[Stored items]
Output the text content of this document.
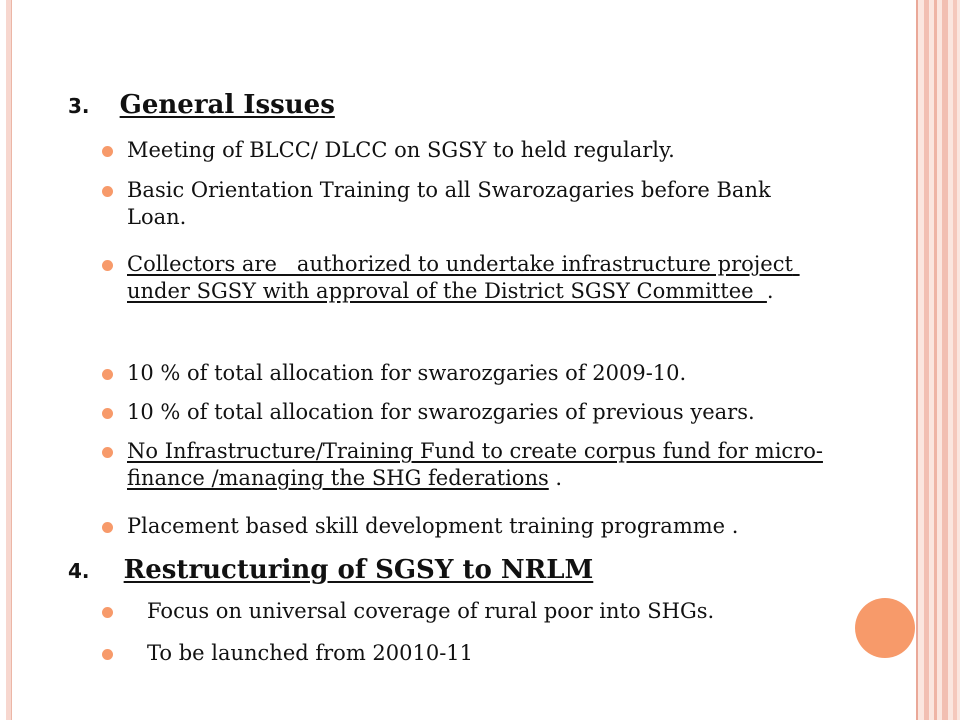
3. General Issues
Meeting of BLCC/ DLCC on SGSY to held regularly.
Basic Orientation Training to all Swarozagaries before Bank Loan.
Collectors are   authorized to undertake infrastructure project under SGSY with approval of the District SGSY Committee  .
10 % of total allocation for swarozgaries of 2009-10.
10 % of total allocation for swarozgaries of previous years.
No Infrastructure/Training Fund to create corpus fund for micro-finance /managing the SHG federations .
Placement based skill development training programme .
4. Restructuring of SGSY to NRLM
Focus on universal coverage of rural poor into SHGs.
To be launched from 20010-11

__REQUIRED TASK__
Copy everything in the records above except the pictures, exactly as written.

__FULL ANSWER__
Output the text content of this document.
3. General Issues
Meeting of BLCC/ DLCC on SGSY to held regularly.
Basic Orientation Training to all Swarozagaries before Bank Loan.
Collectors are   authorized to undertake infrastructure project under SGSY with approval of the District SGSY Committee  .
10 % of total allocation for swarozgaries of 2009-10.
10 % of total allocation for swarozgaries of previous years.
No Infrastructure/Training Fund to create corpus fund for micro-finance /managing the SHG federations .
Placement based skill development training programme .
4. Restructuring of SGSY to NRLM
Focus on universal coverage of rural poor into SHGs.
To be launched from 20010-11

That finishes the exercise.